# Task requirements
Restate the listing below word for word, omitting any images.

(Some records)
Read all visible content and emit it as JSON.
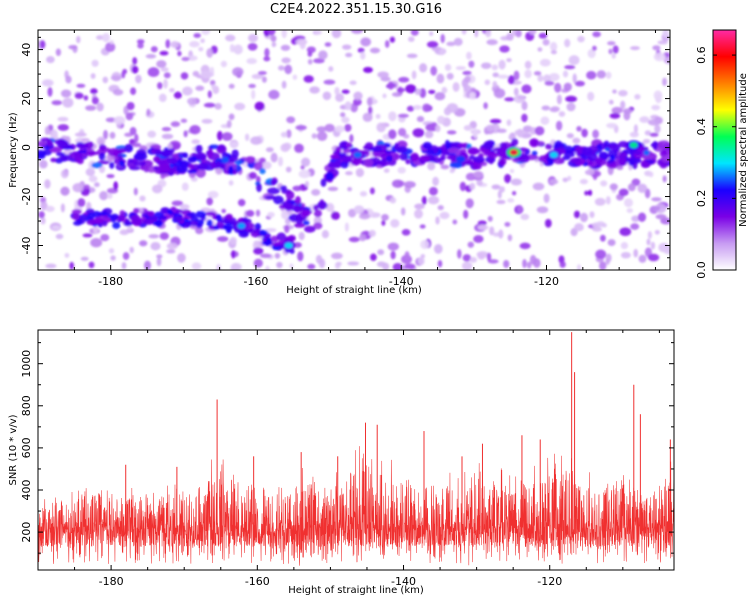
{
  "title": "C2E4.2022.351.15.30.G16",
  "chart_data": [
    {
      "type": "heatmap",
      "xlabel": "Height of straight line (km)",
      "ylabel": "Frequency (Hz)",
      "xlim": [
        -190,
        -103
      ],
      "ylim": [
        -50,
        48
      ],
      "x_ticks": [
        -180,
        -160,
        -140,
        -120
      ],
      "y_ticks": [
        -40,
        -20,
        0,
        20,
        40
      ],
      "colorbar": {
        "label": "Normalized spectral amplitude",
        "range": [
          0.0,
          0.67
        ],
        "ticks": [
          0.0,
          0.2,
          0.4,
          0.6
        ],
        "colors": [
          "#ffffff",
          "#c79bf2",
          "#7a00e6",
          "#1a00ff",
          "#00e5ff",
          "#00ff55",
          "#ffff00",
          "#ff7f00",
          "#ff0000",
          "#ff2aa5"
        ]
      },
      "ridge": {
        "name": "",
        "points": [
          {
            "x": -190,
            "y": 0
          },
          {
            "x": -183,
            "y": -3
          },
          {
            "x": -176,
            "y": -5
          },
          {
            "x": -170,
            "y": -6
          },
          {
            "x": -166,
            "y": -4
          },
          {
            "x": -162,
            "y": -6
          },
          {
            "x": -158,
            "y": -16
          },
          {
            "x": -155,
            "y": -24
          },
          {
            "x": -152,
            "y": -30
          },
          {
            "x": -149,
            "y": -3
          },
          {
            "x": -140,
            "y": -2
          },
          {
            "x": -130,
            "y": -3
          },
          {
            "x": -124,
            "y": -2
          },
          {
            "x": -116,
            "y": -3
          },
          {
            "x": -110,
            "y": -3
          },
          {
            "x": -104,
            "y": -3
          }
        ],
        "lower_band": [
          {
            "x": -185,
            "y": -29
          },
          {
            "x": -178,
            "y": -29
          },
          {
            "x": -172,
            "y": -28
          },
          {
            "x": -166,
            "y": -30
          },
          {
            "x": -162,
            "y": -32
          },
          {
            "x": -158,
            "y": -37
          },
          {
            "x": -155,
            "y": -40
          }
        ],
        "hotspots": [
          {
            "x": -124.5,
            "y": -2,
            "amp": 0.62
          },
          {
            "x": -119,
            "y": -3,
            "amp": 0.3
          },
          {
            "x": -108,
            "y": 1,
            "amp": 0.35
          },
          {
            "x": -155.5,
            "y": -40,
            "amp": 0.3
          },
          {
            "x": -162,
            "y": -32,
            "amp": 0.28
          },
          {
            "x": -146,
            "y": -3,
            "amp": 0.26
          }
        ]
      }
    },
    {
      "type": "line",
      "xlabel": "Height of straight line (km)",
      "ylabel": "SNR (10 * v/v)",
      "xlim": [
        -190,
        -103
      ],
      "ylim": [
        20,
        1160
      ],
      "x_ticks": [
        -180,
        -160,
        -140,
        -120
      ],
      "y_ticks": [
        200,
        400,
        600,
        800,
        1000
      ],
      "line_color": "#f03030",
      "series": [
        {
          "name": "",
          "baseline": 190,
          "envelope": [
            {
              "x": -190,
              "y": 360
            },
            {
              "x": -186,
              "y": 420
            },
            {
              "x": -182,
              "y": 460
            },
            {
              "x": -178,
              "y": 420
            },
            {
              "x": -174,
              "y": 440
            },
            {
              "x": -170,
              "y": 420
            },
            {
              "x": -166,
              "y": 560
            },
            {
              "x": -162,
              "y": 520
            },
            {
              "x": -158,
              "y": 480
            },
            {
              "x": -154,
              "y": 530
            },
            {
              "x": -150,
              "y": 500
            },
            {
              "x": -146,
              "y": 620
            },
            {
              "x": -142,
              "y": 560
            },
            {
              "x": -138,
              "y": 520
            },
            {
              "x": -134,
              "y": 480
            },
            {
              "x": -130,
              "y": 540
            },
            {
              "x": -126,
              "y": 520
            },
            {
              "x": -122,
              "y": 540
            },
            {
              "x": -118,
              "y": 600
            },
            {
              "x": -114,
              "y": 470
            },
            {
              "x": -110,
              "y": 540
            },
            {
              "x": -106,
              "y": 460
            },
            {
              "x": -103,
              "y": 560
            }
          ],
          "peaks": [
            {
              "x": -165.5,
              "y": 830
            },
            {
              "x": -145.2,
              "y": 720
            },
            {
              "x": -143.6,
              "y": 710
            },
            {
              "x": -137.2,
              "y": 680
            },
            {
              "x": -129.2,
              "y": 620
            },
            {
              "x": -123.8,
              "y": 660
            },
            {
              "x": -121.3,
              "y": 640
            },
            {
              "x": -117.0,
              "y": 1150
            },
            {
              "x": -116.6,
              "y": 960
            },
            {
              "x": -108.5,
              "y": 900
            },
            {
              "x": -107.6,
              "y": 760
            },
            {
              "x": -103.5,
              "y": 640
            },
            {
              "x": -178.0,
              "y": 520
            },
            {
              "x": -171.0,
              "y": 510
            },
            {
              "x": -160.5,
              "y": 560
            },
            {
              "x": -154.0,
              "y": 580
            },
            {
              "x": -149.0,
              "y": 560
            },
            {
              "x": -132.0,
              "y": 560
            }
          ]
        }
      ]
    }
  ]
}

# Correct result
Read all visible content and emit it as JSON.
{
  "title": "C2E4.2022.351.15.30.G16",
  "chart_data": [
    {
      "type": "heatmap",
      "xlabel": "Height of straight line (km)",
      "ylabel": "Frequency (Hz)",
      "xlim": [
        -190,
        -103
      ],
      "ylim": [
        -50,
        48
      ],
      "x_ticks": [
        -180,
        -160,
        -140,
        -120
      ],
      "y_ticks": [
        -40,
        -20,
        0,
        20,
        40
      ],
      "colorbar": {
        "label": "Normalized spectral amplitude",
        "range": [
          0.0,
          0.67
        ],
        "ticks": [
          0.0,
          0.2,
          0.4,
          0.6
        ],
        "colors": [
          "#ffffff",
          "#c79bf2",
          "#7a00e6",
          "#1a00ff",
          "#00e5ff",
          "#00ff55",
          "#ffff00",
          "#ff7f00",
          "#ff0000",
          "#ff2aa5"
        ]
      },
      "ridge": {
        "name": "",
        "points": [
          {
            "x": -190,
            "y": 0
          },
          {
            "x": -183,
            "y": -3
          },
          {
            "x": -176,
            "y": -5
          },
          {
            "x": -170,
            "y": -6
          },
          {
            "x": -166,
            "y": -4
          },
          {
            "x": -162,
            "y": -6
          },
          {
            "x": -158,
            "y": -16
          },
          {
            "x": -155,
            "y": -24
          },
          {
            "x": -152,
            "y": -30
          },
          {
            "x": -149,
            "y": -3
          },
          {
            "x": -140,
            "y": -2
          },
          {
            "x": -130,
            "y": -3
          },
          {
            "x": -124,
            "y": -2
          },
          {
            "x": -116,
            "y": -3
          },
          {
            "x": -110,
            "y": -3
          },
          {
            "x": -104,
            "y": -3
          }
        ],
        "lower_band": [
          {
            "x": -185,
            "y": -29
          },
          {
            "x": -178,
            "y": -29
          },
          {
            "x": -172,
            "y": -28
          },
          {
            "x": -166,
            "y": -30
          },
          {
            "x": -162,
            "y": -32
          },
          {
            "x": -158,
            "y": -37
          },
          {
            "x": -155,
            "y": -40
          }
        ],
        "hotspots": [
          {
            "x": -124.5,
            "y": -2,
            "amp": 0.62
          },
          {
            "x": -119,
            "y": -3,
            "amp": 0.3
          },
          {
            "x": -108,
            "y": 1,
            "amp": 0.35
          },
          {
            "x": -155.5,
            "y": -40,
            "amp": 0.3
          },
          {
            "x": -162,
            "y": -32,
            "amp": 0.28
          },
          {
            "x": -146,
            "y": -3,
            "amp": 0.26
          }
        ]
      }
    },
    {
      "type": "line",
      "xlabel": "Height of straight line (km)",
      "ylabel": "SNR (10 * v/v)",
      "xlim": [
        -190,
        -103
      ],
      "ylim": [
        20,
        1160
      ],
      "x_ticks": [
        -180,
        -160,
        -140,
        -120
      ],
      "y_ticks": [
        200,
        400,
        600,
        800,
        1000
      ],
      "line_color": "#f03030",
      "series": [
        {
          "name": "",
          "baseline": 190,
          "envelope": [
            {
              "x": -190,
              "y": 360
            },
            {
              "x": -186,
              "y": 420
            },
            {
              "x": -182,
              "y": 460
            },
            {
              "x": -178,
              "y": 420
            },
            {
              "x": -174,
              "y": 440
            },
            {
              "x": -170,
              "y": 420
            },
            {
              "x": -166,
              "y": 560
            },
            {
              "x": -162,
              "y": 520
            },
            {
              "x": -158,
              "y": 480
            },
            {
              "x": -154,
              "y": 530
            },
            {
              "x": -150,
              "y": 500
            },
            {
              "x": -146,
              "y": 620
            },
            {
              "x": -142,
              "y": 560
            },
            {
              "x": -138,
              "y": 520
            },
            {
              "x": -134,
              "y": 480
            },
            {
              "x": -130,
              "y": 540
            },
            {
              "x": -126,
              "y": 520
            },
            {
              "x": -122,
              "y": 540
            },
            {
              "x": -118,
              "y": 600
            },
            {
              "x": -114,
              "y": 470
            },
            {
              "x": -110,
              "y": 540
            },
            {
              "x": -106,
              "y": 460
            },
            {
              "x": -103,
              "y": 560
            }
          ],
          "peaks": [
            {
              "x": -165.5,
              "y": 830
            },
            {
              "x": -145.2,
              "y": 720
            },
            {
              "x": -143.6,
              "y": 710
            },
            {
              "x": -137.2,
              "y": 680
            },
            {
              "x": -129.2,
              "y": 620
            },
            {
              "x": -123.8,
              "y": 660
            },
            {
              "x": -121.3,
              "y": 640
            },
            {
              "x": -117.0,
              "y": 1150
            },
            {
              "x": -116.6,
              "y": 960
            },
            {
              "x": -108.5,
              "y": 900
            },
            {
              "x": -107.6,
              "y": 760
            },
            {
              "x": -103.5,
              "y": 640
            },
            {
              "x": -178.0,
              "y": 520
            },
            {
              "x": -171.0,
              "y": 510
            },
            {
              "x": -160.5,
              "y": 560
            },
            {
              "x": -154.0,
              "y": 580
            },
            {
              "x": -149.0,
              "y": 560
            },
            {
              "x": -132.0,
              "y": 560
            }
          ]
        }
      ]
    }
  ]
}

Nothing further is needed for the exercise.